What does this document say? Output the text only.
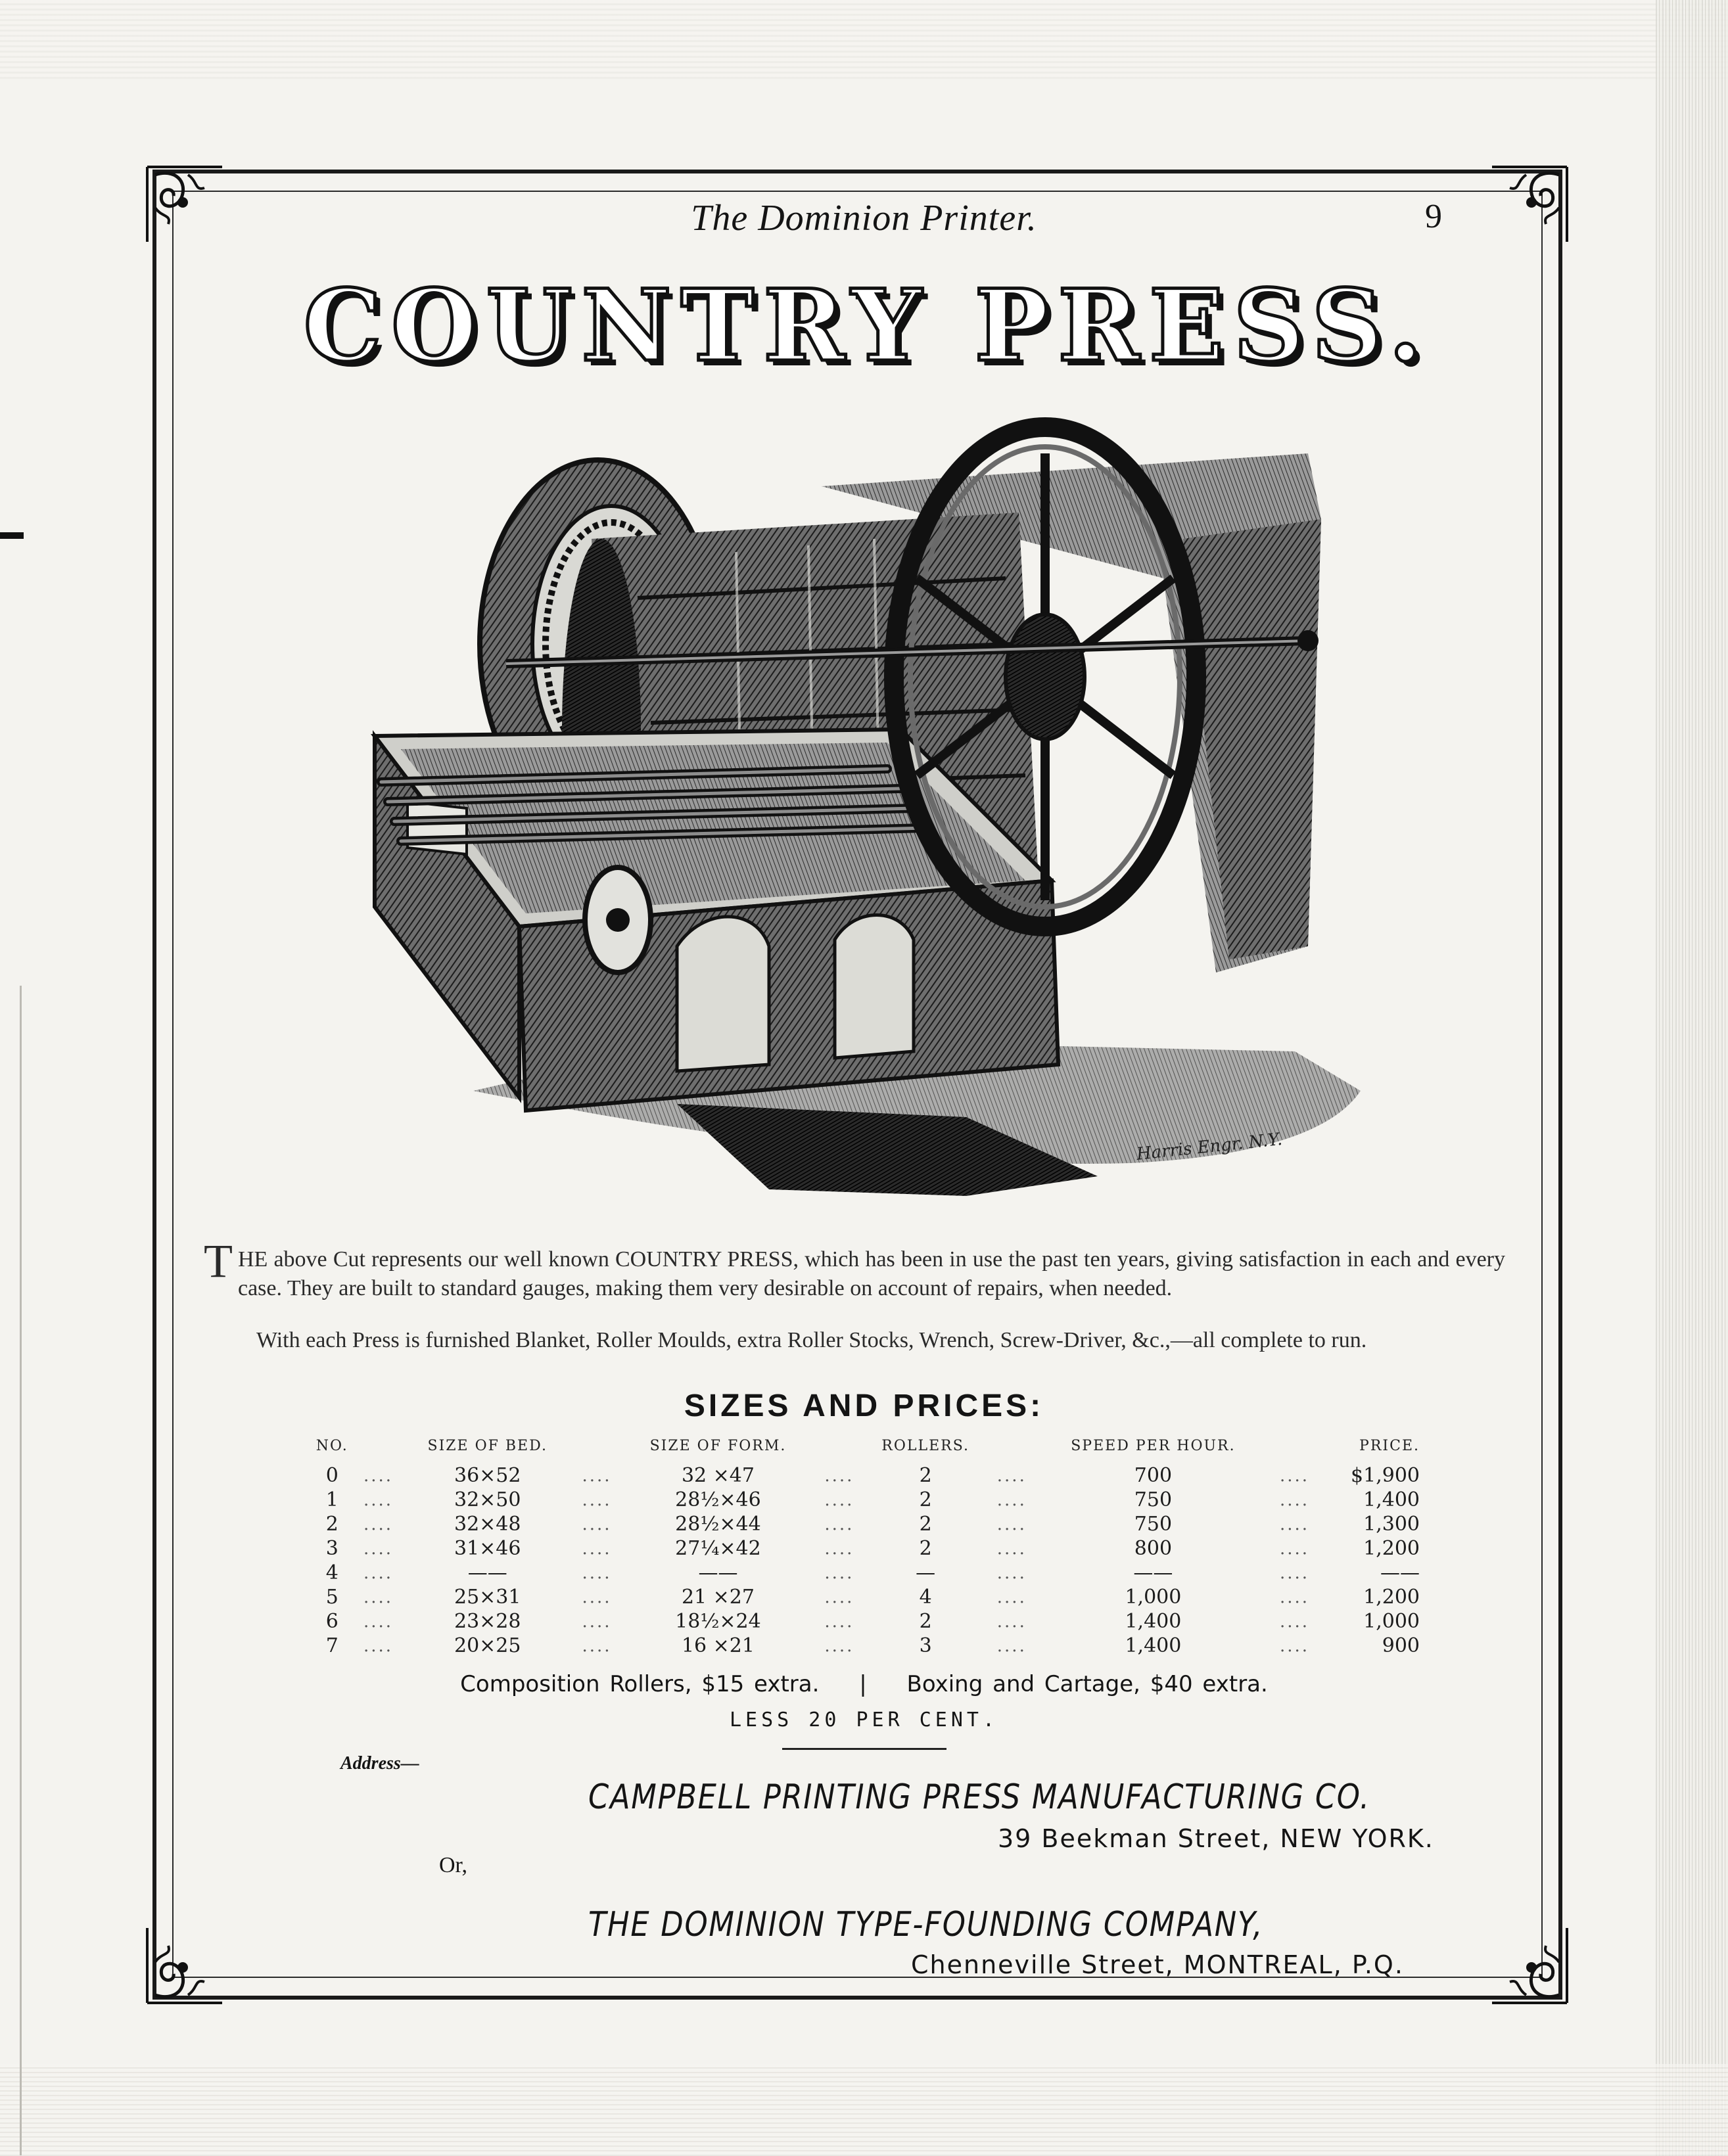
The Dominion Printer.	9
COUNTRY PRESS.
Harris Engr. N.Y.
T HE above Cut represents our well known COUNTRY PRESS, which has been in use the past ten years, giving satisfaction in each and every case. They are built to standard gauges, making them very desirable on account of repairs, when needed.
With each Press is furnished Blanket, Roller Moulds, extra Roller Stocks, Wrench, Screw-Driver, &c.,—all complete to run.
SIZES AND PRICES:
NO.		SIZE OF BED.		SIZE OF FORM.		ROLLERS.		SPEED PER HOUR.		PRICE.
0	....	36×52	....	32 ×47	....	2	....	700	....	$1,900
1	....	32×50	....	28½×46	....	2	....	750	....	1,400
2	....	32×48	....	28½×44	....	2	....	750	....	1,300
3	....	31×46	....	27¼×42	....	2	....	800	....	1,200
4	....	——	....	——	....	—	....	——	....	——
5	....	25×31	....	21 ×27	....	4	....	1,000	....	1,200
6	....	23×28	....	18½×24	....	2	....	1,400	....	1,000
7	....	20×25	....	16 ×21	....	3	....	1,400	....	900
Composition Rollers, $15 extra. | Boxing and Cartage, $40 extra.
LESS 20 PER CENT.
Address—
CAMPBELL PRINTING PRESS MANUFACTURING CO.
39 Beekman Street, NEW YORK.
Or,
THE DOMINION TYPE-FOUNDING COMPANY,
Chenneville Street, MONTREAL, P.Q.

====

*Challenge*: Pull out all lines of the data with the string "each".

*Solution for this task*:
T HE above Cut represents our well known COUNTRY PRESS, which has been in use the past ten years, giving satisfaction in each and every case. They are built to standard gauges, making them very desirable on account of repairs, when needed.
With each Press is furnished Blanket, Roller Moulds, extra Roller Stocks, Wrench, Screw-Driver, &c.,—all complete to run.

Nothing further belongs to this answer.